**Data entries**
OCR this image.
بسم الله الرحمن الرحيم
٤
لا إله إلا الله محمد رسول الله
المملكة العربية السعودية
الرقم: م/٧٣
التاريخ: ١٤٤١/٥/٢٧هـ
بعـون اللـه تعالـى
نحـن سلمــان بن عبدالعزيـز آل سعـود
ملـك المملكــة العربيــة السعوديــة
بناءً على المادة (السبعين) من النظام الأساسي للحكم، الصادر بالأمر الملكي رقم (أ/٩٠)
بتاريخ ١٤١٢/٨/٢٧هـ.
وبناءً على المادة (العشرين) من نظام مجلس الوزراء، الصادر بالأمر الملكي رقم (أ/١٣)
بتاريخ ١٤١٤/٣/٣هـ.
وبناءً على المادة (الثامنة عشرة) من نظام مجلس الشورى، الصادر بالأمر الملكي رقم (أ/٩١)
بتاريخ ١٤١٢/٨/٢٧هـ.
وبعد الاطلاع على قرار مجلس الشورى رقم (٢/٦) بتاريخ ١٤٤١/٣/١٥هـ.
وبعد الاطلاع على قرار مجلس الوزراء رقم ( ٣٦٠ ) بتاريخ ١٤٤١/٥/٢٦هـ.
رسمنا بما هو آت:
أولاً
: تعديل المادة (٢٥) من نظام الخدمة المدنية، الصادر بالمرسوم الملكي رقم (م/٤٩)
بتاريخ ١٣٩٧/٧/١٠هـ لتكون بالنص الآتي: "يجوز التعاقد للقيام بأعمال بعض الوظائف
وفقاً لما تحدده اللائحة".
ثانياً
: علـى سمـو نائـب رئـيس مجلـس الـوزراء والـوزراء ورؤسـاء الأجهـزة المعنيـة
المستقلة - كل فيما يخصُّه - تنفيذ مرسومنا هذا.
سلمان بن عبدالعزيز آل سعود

**Your goal**
Which lines hold the word "بالأمر"? Copy each of them from the records.

**Finished exercise**
بناءً على المادة (السبعين) من النظام الأساسي للحكم، الصادر بالأمر الملكي رقم (أ/٩٠)
وبناءً على المادة (العشرين) من نظام مجلس الوزراء، الصادر بالأمر الملكي رقم (أ/١٣)
وبناءً على المادة (الثامنة عشرة) من نظام مجلس الشورى، الصادر بالأمر الملكي رقم (أ/٩١)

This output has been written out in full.